## The problem
Pull every line containing "JSON" from the entries.

━━━ Listing

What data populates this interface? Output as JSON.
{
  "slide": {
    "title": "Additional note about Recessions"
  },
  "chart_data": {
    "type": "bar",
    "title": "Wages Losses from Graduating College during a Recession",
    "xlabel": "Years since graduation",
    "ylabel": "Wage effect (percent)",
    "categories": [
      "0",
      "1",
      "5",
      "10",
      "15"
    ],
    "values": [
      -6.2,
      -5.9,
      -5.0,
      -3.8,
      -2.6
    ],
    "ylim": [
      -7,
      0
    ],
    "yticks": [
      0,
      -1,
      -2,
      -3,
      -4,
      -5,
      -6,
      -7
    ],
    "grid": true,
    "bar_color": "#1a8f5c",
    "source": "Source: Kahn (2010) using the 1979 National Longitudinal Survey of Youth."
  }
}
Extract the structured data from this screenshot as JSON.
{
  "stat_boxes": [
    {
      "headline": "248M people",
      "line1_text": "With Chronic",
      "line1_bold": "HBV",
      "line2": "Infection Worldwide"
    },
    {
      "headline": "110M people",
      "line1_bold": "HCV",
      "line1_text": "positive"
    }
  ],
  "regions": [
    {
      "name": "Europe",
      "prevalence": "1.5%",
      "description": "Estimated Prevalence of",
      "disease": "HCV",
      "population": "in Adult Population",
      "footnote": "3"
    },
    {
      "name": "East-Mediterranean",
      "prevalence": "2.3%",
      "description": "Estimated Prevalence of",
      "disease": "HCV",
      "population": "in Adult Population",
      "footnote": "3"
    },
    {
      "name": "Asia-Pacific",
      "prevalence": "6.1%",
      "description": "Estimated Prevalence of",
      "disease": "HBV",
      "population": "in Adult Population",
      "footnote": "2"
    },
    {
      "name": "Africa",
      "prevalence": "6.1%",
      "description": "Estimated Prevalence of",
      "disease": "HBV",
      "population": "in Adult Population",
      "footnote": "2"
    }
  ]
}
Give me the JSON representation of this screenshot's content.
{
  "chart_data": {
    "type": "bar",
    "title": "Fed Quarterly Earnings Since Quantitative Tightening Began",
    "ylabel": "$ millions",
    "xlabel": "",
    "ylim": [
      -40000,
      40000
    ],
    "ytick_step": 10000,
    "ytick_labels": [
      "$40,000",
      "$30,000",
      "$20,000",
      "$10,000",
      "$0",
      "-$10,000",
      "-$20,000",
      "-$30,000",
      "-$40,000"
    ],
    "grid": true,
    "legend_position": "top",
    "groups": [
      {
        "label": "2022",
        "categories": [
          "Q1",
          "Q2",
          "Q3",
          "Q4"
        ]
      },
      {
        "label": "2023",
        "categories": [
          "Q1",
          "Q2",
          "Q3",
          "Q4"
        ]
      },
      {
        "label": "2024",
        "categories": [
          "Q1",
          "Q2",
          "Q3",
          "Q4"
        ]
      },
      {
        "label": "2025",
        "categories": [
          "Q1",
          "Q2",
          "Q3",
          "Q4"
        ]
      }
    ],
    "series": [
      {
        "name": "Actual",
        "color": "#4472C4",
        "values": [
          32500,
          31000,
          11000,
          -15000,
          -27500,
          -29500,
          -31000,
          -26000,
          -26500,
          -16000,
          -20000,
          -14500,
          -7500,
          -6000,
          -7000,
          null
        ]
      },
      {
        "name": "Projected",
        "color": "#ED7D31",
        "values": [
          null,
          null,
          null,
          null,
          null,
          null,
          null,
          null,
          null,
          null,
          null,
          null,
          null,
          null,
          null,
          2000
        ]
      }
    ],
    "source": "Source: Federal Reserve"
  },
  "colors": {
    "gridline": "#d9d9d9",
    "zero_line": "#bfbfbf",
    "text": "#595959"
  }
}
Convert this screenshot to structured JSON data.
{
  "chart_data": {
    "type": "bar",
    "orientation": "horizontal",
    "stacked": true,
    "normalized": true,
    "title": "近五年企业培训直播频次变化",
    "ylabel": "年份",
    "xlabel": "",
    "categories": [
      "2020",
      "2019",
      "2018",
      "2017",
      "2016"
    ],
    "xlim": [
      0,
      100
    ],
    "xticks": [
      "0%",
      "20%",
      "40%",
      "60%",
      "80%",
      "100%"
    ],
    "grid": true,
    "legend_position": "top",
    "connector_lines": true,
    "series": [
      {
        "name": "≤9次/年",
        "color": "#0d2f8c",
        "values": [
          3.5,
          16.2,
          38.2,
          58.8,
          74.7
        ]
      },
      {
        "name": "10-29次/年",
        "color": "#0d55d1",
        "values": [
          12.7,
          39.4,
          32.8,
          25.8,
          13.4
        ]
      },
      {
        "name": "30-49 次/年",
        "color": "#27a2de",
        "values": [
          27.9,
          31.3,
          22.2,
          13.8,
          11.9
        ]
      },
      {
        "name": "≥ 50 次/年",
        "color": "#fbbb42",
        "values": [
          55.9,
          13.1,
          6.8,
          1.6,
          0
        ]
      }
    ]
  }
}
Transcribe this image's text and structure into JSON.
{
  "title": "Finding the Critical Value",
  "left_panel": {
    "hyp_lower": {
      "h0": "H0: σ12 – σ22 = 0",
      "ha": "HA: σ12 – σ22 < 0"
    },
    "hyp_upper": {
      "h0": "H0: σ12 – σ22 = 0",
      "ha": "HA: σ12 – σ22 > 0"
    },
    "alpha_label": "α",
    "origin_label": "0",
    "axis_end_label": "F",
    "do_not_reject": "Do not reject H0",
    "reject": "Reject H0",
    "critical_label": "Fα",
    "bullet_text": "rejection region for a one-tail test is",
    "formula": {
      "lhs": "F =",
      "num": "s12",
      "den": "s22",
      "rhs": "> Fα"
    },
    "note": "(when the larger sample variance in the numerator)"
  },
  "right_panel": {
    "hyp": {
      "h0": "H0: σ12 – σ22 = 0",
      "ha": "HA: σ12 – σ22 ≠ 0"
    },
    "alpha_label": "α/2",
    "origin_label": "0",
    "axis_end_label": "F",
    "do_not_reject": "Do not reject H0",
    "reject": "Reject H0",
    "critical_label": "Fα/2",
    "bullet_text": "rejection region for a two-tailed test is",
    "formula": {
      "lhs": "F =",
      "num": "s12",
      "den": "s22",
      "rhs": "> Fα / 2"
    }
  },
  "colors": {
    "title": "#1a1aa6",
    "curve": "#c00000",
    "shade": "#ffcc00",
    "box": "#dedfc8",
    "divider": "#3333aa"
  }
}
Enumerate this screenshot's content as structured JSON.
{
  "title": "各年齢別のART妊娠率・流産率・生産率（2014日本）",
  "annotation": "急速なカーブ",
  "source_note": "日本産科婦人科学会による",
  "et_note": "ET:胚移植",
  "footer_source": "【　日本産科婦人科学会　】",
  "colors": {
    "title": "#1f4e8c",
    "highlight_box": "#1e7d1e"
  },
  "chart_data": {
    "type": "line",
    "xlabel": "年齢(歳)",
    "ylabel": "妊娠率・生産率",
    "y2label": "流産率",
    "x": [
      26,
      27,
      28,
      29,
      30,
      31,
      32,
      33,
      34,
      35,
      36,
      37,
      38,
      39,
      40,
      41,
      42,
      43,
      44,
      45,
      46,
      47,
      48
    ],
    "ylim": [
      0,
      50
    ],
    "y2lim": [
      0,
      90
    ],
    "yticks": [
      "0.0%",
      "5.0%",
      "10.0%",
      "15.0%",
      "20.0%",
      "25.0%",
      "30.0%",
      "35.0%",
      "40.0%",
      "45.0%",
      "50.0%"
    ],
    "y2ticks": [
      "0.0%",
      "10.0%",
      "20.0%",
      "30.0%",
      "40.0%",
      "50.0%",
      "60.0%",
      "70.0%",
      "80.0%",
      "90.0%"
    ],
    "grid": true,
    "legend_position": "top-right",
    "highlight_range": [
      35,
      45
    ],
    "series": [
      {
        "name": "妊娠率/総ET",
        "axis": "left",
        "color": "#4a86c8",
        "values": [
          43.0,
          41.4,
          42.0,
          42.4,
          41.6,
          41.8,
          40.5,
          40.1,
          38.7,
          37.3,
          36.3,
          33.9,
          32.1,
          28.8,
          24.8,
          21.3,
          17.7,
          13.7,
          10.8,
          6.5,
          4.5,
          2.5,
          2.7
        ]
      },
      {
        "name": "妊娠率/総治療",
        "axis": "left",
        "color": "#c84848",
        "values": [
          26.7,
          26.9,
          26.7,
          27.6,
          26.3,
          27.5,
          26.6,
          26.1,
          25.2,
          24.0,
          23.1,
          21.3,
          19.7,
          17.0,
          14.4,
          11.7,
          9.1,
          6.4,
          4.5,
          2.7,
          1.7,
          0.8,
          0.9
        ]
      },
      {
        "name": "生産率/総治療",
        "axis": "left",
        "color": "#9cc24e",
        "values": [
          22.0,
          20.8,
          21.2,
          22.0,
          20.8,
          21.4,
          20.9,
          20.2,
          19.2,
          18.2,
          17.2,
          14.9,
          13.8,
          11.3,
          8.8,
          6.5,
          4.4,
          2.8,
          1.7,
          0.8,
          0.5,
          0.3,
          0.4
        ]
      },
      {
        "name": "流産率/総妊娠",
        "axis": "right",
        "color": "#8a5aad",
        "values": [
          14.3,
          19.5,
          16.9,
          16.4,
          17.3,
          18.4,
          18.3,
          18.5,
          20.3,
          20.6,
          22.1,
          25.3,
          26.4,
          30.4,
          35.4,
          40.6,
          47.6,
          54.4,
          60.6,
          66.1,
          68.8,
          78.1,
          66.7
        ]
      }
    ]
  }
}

━━━━━━

## Solved exercise
What data populates this interface? Output as JSON.
Extract the structured data from this screenshot as JSON.
Give me the JSON representation of this screenshot's content.
Convert this screenshot to structured JSON data.
Transcribe this image's text and structure into JSON.
Enumerate this screenshot's content as structured JSON.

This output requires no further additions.